══ Material for the task ══

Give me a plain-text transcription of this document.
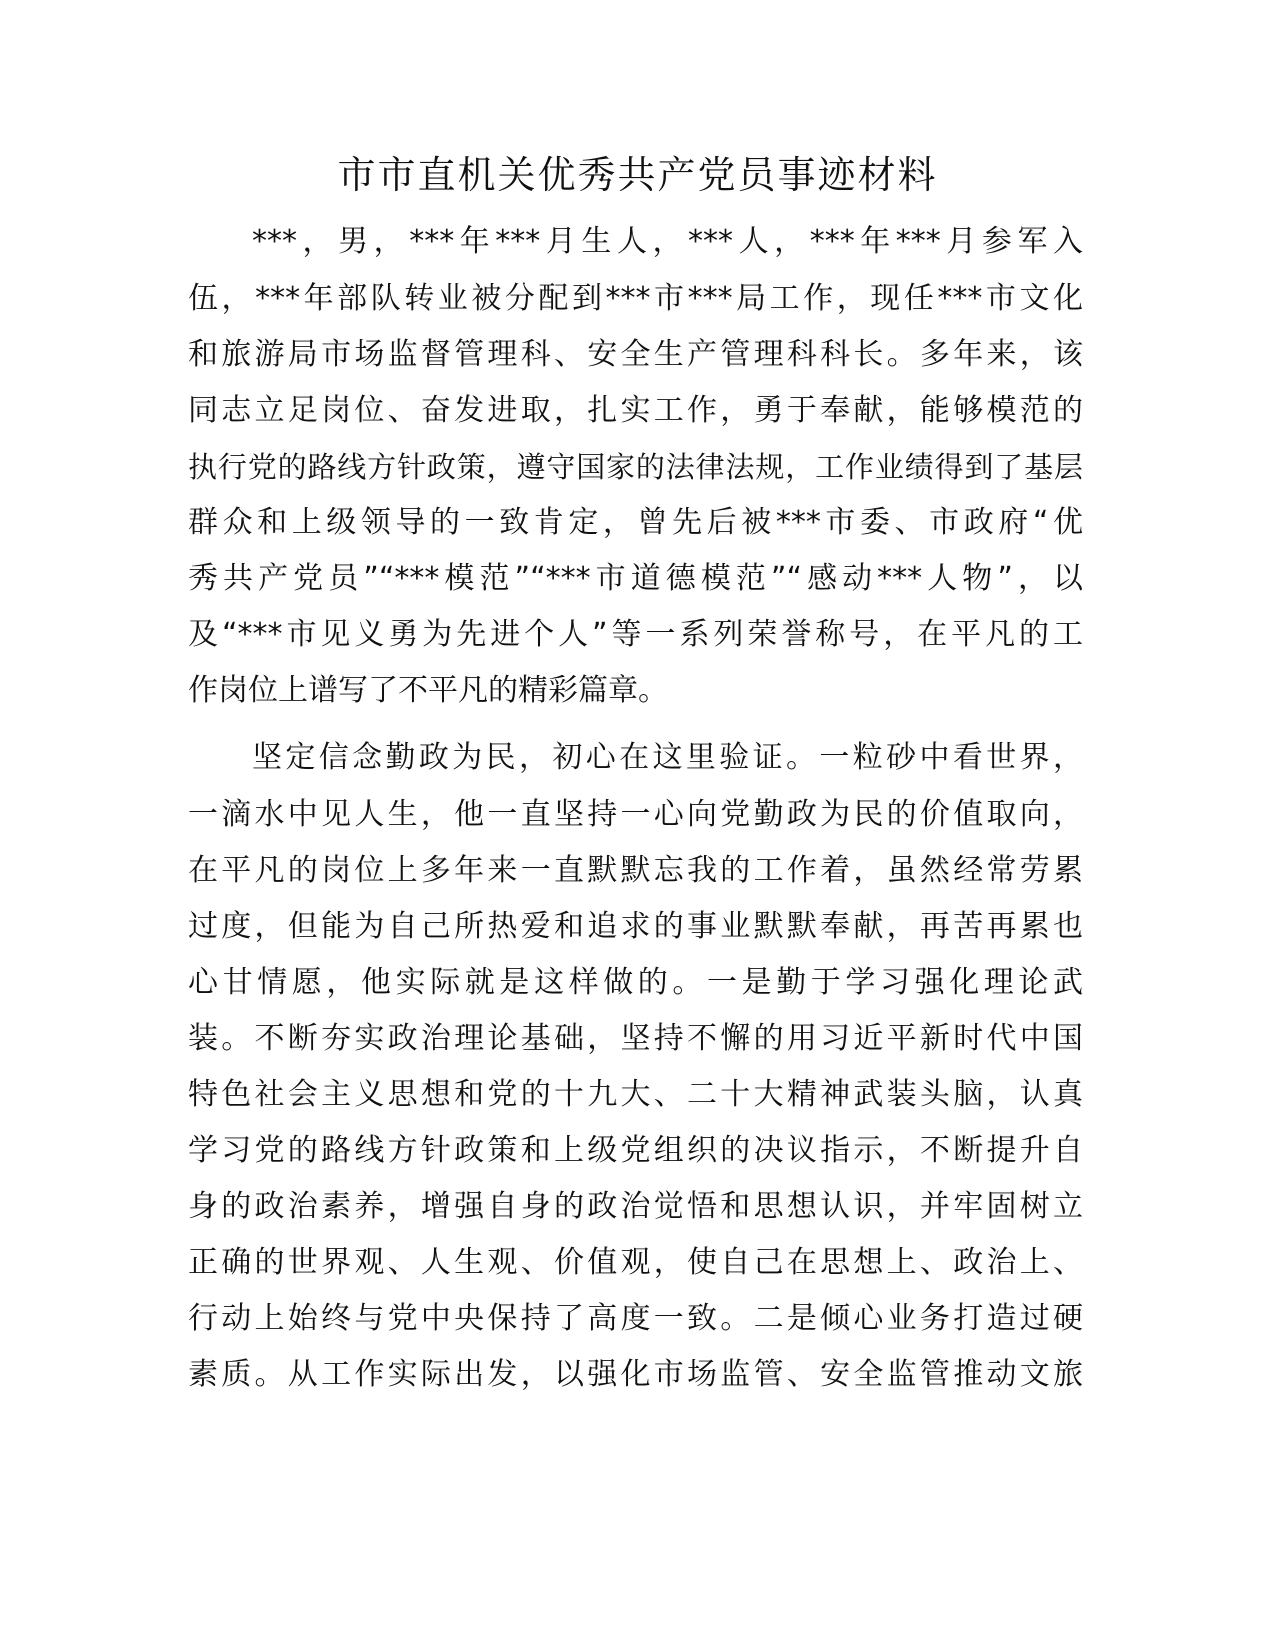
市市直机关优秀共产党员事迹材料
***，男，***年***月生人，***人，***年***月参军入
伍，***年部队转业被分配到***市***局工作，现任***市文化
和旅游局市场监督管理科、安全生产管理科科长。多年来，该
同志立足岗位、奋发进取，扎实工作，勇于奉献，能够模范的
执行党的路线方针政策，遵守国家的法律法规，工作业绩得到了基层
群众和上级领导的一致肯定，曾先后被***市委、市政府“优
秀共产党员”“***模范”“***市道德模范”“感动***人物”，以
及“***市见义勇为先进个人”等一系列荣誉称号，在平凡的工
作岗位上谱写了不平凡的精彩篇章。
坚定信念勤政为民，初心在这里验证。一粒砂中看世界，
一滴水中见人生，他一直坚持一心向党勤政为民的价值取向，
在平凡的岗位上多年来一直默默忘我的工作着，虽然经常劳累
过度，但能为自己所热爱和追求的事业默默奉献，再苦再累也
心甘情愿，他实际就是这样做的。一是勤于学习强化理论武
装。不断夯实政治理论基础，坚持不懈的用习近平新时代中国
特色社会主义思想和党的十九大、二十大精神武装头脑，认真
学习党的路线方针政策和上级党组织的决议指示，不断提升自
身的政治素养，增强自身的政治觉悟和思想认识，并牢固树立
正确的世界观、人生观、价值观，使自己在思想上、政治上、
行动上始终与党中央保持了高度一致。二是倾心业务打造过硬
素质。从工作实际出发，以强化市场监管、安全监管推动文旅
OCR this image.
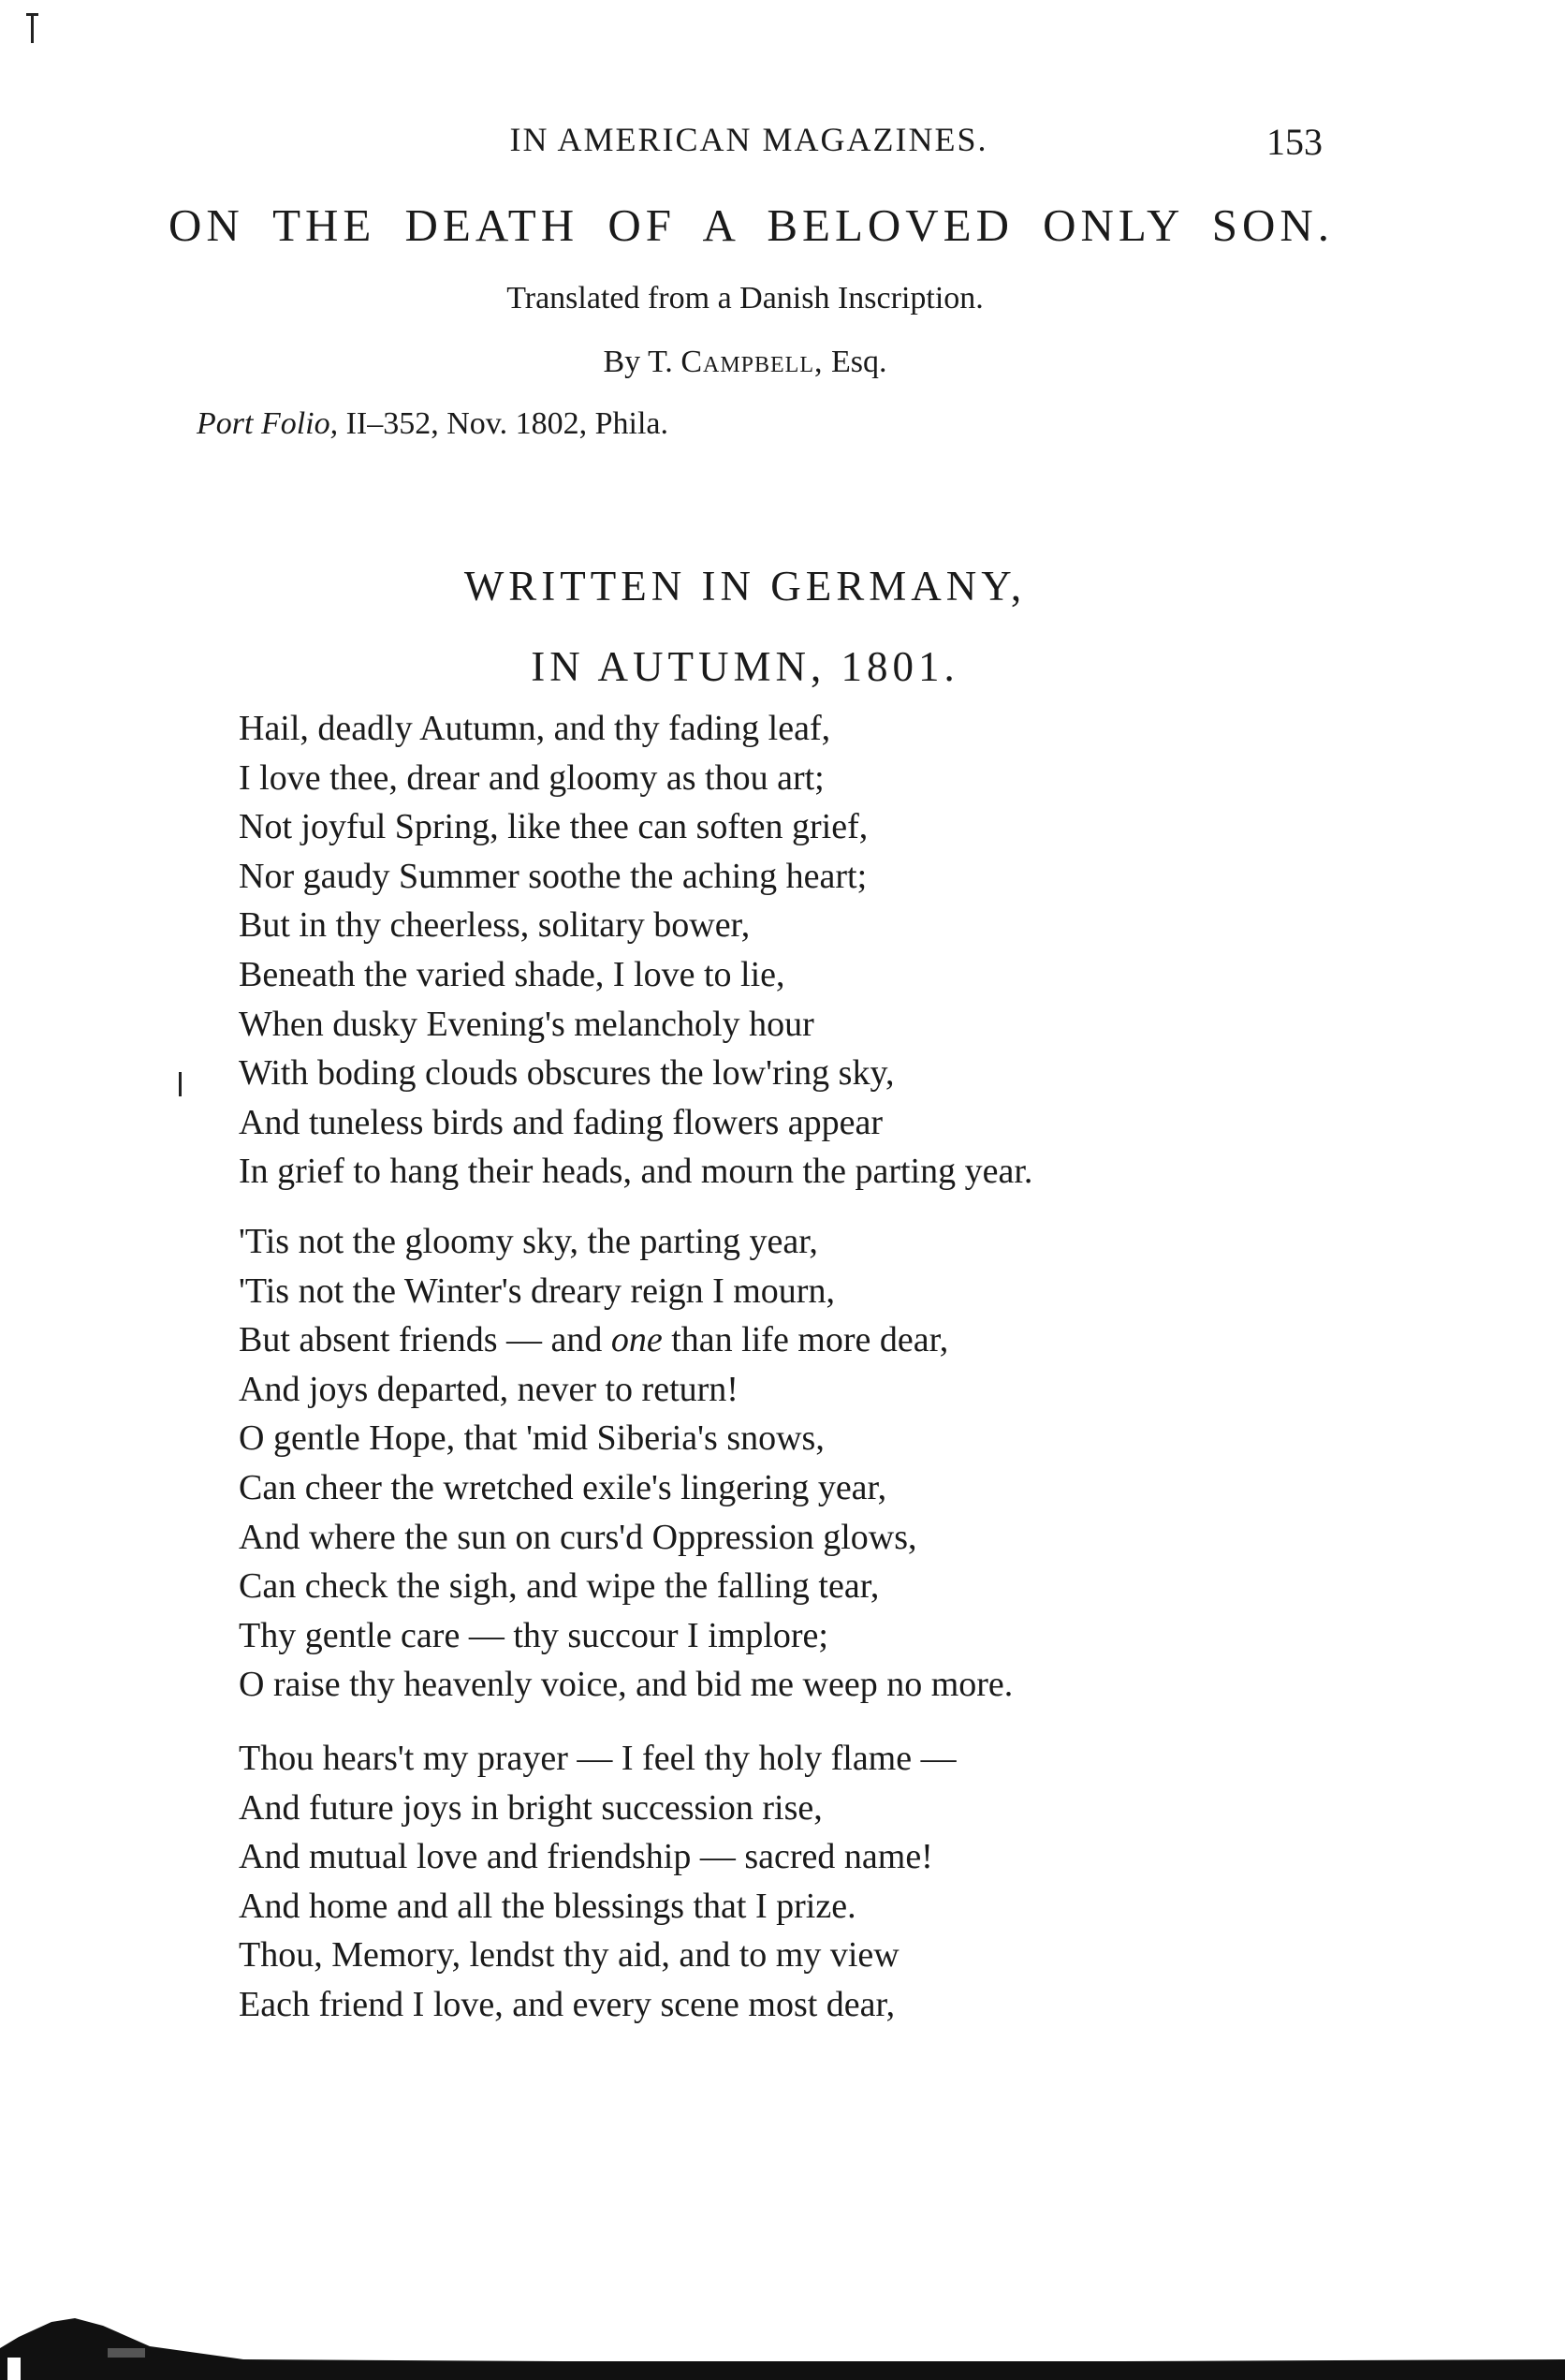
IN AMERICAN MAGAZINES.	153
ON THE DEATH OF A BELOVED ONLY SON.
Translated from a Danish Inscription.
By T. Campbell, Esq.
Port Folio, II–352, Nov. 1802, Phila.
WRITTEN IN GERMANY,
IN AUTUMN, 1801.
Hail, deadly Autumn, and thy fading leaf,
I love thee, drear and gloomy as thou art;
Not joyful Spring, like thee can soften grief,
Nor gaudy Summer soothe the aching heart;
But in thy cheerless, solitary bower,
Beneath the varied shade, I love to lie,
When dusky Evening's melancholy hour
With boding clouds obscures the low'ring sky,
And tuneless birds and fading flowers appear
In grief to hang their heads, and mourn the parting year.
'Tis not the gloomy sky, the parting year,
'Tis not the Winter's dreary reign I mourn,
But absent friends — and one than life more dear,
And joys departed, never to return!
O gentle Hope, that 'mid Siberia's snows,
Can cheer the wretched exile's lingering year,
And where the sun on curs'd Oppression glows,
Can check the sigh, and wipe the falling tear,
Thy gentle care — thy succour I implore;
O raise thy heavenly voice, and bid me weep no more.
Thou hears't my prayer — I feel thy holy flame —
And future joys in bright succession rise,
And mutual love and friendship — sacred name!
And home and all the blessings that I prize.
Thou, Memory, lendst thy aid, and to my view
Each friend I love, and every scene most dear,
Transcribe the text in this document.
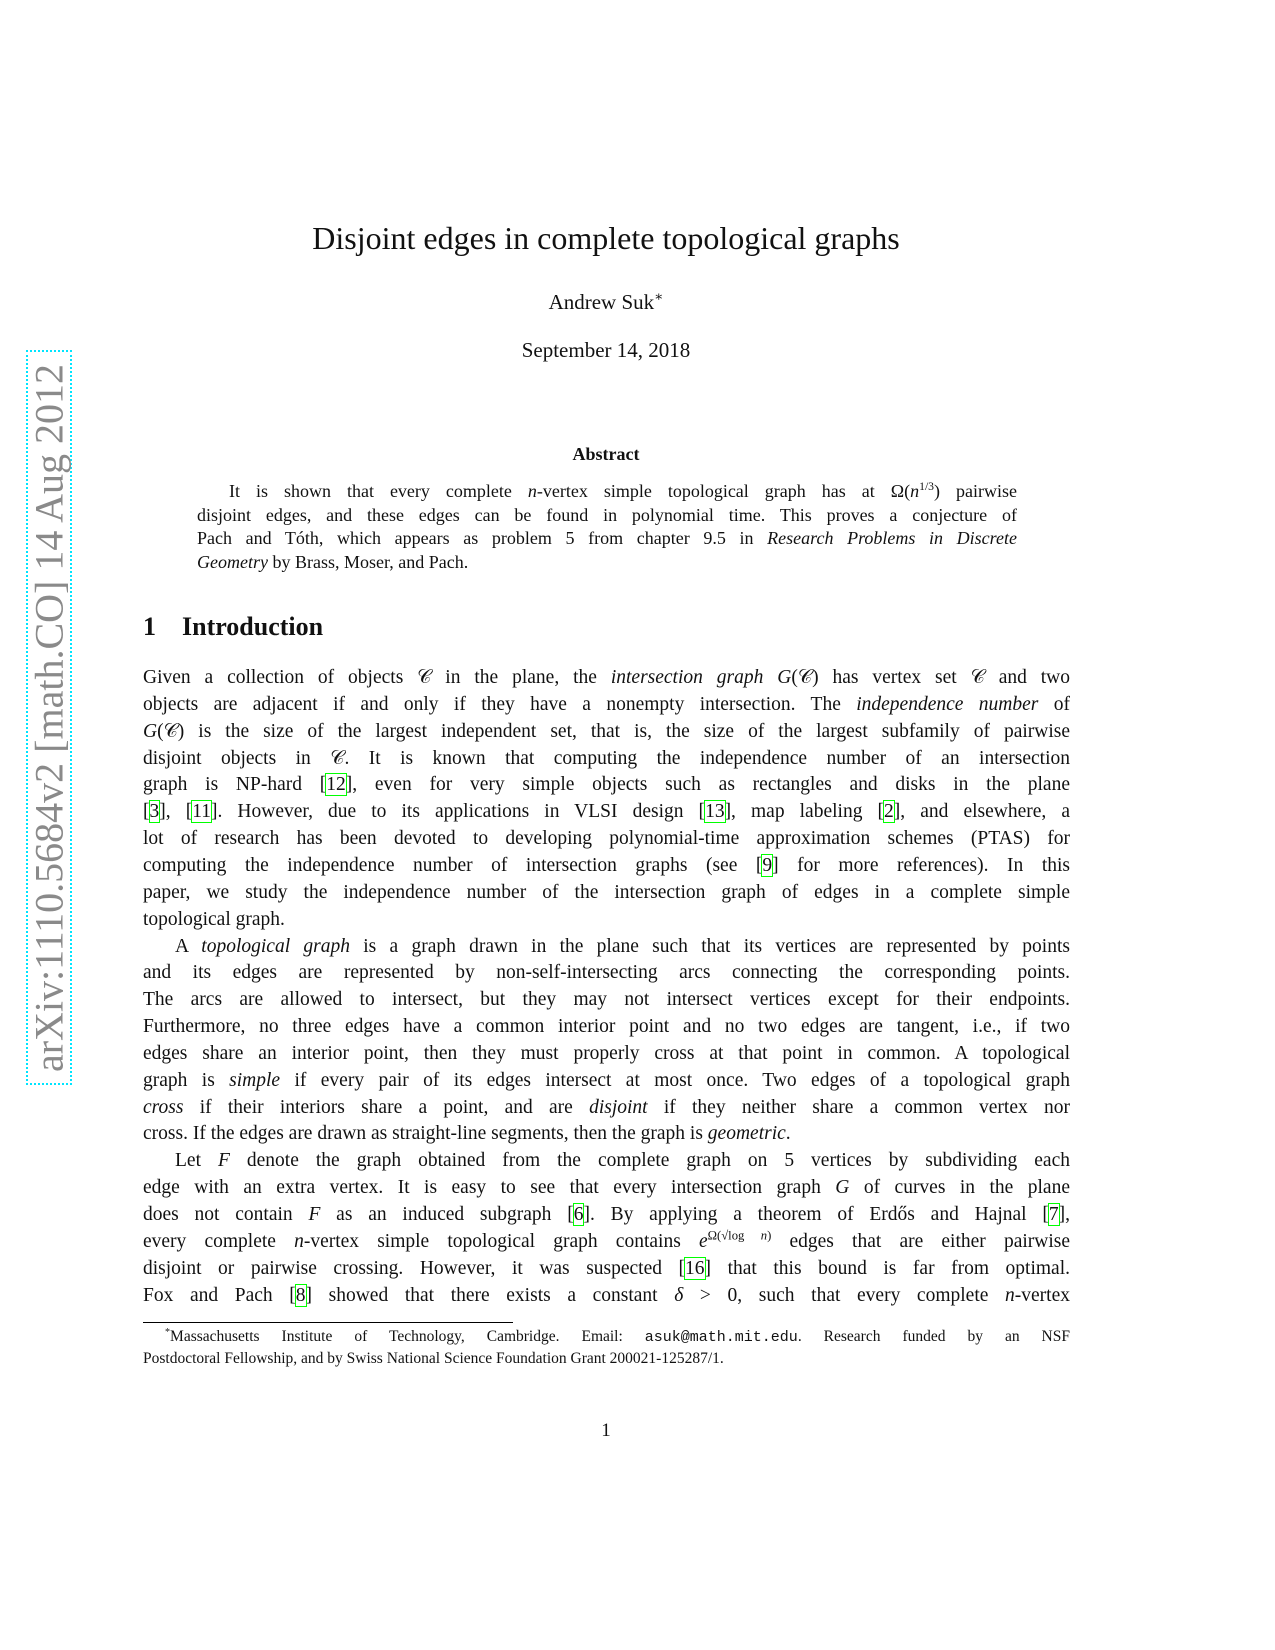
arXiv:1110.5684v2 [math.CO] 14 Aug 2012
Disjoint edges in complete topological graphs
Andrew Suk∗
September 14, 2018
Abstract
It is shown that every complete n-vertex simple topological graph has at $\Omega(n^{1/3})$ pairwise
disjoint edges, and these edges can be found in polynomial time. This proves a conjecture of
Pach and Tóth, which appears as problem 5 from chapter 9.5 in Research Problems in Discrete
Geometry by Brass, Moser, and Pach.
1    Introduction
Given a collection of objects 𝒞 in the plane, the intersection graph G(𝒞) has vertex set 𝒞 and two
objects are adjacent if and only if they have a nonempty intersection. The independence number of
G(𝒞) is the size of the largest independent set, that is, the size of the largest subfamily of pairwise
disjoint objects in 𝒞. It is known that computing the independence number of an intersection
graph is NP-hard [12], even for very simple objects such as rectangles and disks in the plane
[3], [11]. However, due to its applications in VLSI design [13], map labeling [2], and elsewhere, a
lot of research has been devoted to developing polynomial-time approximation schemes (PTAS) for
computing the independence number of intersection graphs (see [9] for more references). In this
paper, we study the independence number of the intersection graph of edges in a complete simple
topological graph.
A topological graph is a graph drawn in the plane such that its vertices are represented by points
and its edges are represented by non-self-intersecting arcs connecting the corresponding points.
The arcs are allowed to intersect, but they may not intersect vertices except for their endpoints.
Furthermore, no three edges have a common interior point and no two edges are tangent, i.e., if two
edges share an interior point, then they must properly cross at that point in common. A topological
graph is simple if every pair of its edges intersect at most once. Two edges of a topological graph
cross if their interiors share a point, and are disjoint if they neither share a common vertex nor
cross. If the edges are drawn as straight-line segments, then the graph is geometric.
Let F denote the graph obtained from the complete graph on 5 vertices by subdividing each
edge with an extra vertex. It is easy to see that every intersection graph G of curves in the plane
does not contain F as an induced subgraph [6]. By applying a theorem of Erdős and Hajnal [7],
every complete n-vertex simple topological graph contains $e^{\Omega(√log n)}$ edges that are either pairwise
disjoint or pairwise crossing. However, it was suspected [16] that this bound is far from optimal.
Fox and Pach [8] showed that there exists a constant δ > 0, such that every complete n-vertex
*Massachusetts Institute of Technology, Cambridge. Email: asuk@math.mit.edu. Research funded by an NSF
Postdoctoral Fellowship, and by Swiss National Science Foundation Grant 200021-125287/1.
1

═══

== Written request ==
Extract all lines containing the word "such".

== Solution ==
graph is NP-hard [12], even for very simple objects such as rectangles and disks in the plane
A topological graph is a graph drawn in the plane such that its vertices are represented by points
Fox and Pach [8] showed that there exists a constant δ > 0, such that every complete n-vertex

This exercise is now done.